You should never use a toilet brush and if you have one you are disgusting! You should instead put your hands down the toilet to scrub it with toilet paper so as not to leave skiddoes behind.

I literally don't know anyone who thinks like that. I am personally the proud owner of two bog brushes - one in the upstairs bathroom and one in the downstairs toilet.

Actually, I quite like the batshitness of this place sometimes. 🤣

Georgeskitchen · 10/06/2022 14:27

You must never dress your sons in male clothing or encourage them to play football, and don't even think about buying your daughter a dress and shock horror, a Barbie doll!!
Never admit to reading the Daily Mail ( you clearly do as you post so many DM links)
It is compulsory for your MIL to be a complete arsehole
Your are exploitative if you employ a ukrainian/Polish/minority ethnic cleaner and pay them market rate or above
Pretend you don't vote Tory
Like hell you don't 🤣🤣🤣

maddiemookins16mum · 10/06/2022 14:33

Oh god yes, the 10 year olds that are doing their own laundry…. like hell they are!!!

Pollydonia · 10/06/2022 14:38

Mother In Laws.
I've had 2 and am 1.
I loved both of mine ( one was step MIL), they gave me wonderful advice and support and would have died for my children. I was heartbroken when each one died.
I also love my DIL, I am in awe of her humanity, common sense, talents and commitment to my son and I'm incredibly proud of the life they have made together.

* Dataset content
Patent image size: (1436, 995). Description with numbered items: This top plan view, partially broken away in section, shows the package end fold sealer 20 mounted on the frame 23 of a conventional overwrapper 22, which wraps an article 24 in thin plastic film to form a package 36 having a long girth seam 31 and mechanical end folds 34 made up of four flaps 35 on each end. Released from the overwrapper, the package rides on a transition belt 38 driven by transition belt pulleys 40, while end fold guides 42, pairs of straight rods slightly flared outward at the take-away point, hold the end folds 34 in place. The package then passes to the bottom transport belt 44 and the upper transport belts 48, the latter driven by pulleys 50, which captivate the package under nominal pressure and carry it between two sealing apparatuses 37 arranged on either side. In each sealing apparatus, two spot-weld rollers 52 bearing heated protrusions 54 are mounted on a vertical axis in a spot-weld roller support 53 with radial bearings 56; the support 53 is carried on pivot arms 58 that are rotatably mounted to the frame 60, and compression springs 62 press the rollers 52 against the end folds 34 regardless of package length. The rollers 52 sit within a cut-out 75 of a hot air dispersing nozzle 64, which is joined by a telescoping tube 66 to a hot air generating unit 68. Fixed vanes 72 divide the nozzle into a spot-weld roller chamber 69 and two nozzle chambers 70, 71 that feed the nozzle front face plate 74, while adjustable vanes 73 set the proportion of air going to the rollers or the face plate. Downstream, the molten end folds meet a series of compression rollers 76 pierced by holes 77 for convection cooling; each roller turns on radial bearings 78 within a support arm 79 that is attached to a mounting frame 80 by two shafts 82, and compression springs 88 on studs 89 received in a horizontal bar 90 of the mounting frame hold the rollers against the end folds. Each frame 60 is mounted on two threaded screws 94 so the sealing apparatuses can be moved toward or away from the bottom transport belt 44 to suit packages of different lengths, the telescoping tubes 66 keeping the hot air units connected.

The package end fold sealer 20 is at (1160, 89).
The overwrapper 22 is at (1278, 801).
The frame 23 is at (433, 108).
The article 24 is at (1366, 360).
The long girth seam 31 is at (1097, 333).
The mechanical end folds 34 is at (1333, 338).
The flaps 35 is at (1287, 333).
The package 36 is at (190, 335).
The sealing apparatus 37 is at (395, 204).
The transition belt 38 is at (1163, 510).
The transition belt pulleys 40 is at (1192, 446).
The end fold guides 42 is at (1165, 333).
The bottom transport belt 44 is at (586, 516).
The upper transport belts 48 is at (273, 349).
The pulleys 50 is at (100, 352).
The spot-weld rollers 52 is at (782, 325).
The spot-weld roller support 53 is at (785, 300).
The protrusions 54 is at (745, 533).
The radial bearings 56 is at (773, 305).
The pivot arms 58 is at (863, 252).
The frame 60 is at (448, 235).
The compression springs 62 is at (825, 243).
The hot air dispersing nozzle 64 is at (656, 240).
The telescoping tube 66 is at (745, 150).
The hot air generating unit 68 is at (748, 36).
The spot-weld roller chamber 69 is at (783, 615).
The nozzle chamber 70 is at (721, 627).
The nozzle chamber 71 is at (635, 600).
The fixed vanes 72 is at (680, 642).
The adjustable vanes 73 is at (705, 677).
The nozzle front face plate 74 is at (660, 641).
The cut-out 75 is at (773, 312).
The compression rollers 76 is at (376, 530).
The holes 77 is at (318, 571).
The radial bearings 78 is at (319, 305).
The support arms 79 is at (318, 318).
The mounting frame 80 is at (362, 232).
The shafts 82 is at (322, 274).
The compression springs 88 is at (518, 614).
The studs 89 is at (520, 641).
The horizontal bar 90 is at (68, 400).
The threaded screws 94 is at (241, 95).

* Task statement
Copy the forum thread word for word between "Oh god yes, the" and "have made together.", inclusive. The items have nothing to do with what you're asked to do here.

* Result of this task
Oh god yes, the 10 year olds that are doing their own laundry…. like hell they are!!!

Pollydonia · 10/06/2022 14:38

Mother In Laws.
I've had 2 and am 1.
I loved both of mine ( one was step MIL), they gave me wonderful advice and support and would have died for my children. I was heartbroken when each one died.
I also love my DIL, I am in awe of her humanity, common sense, talents and commitment to my son and I'm incredibly proud of the life they have made together.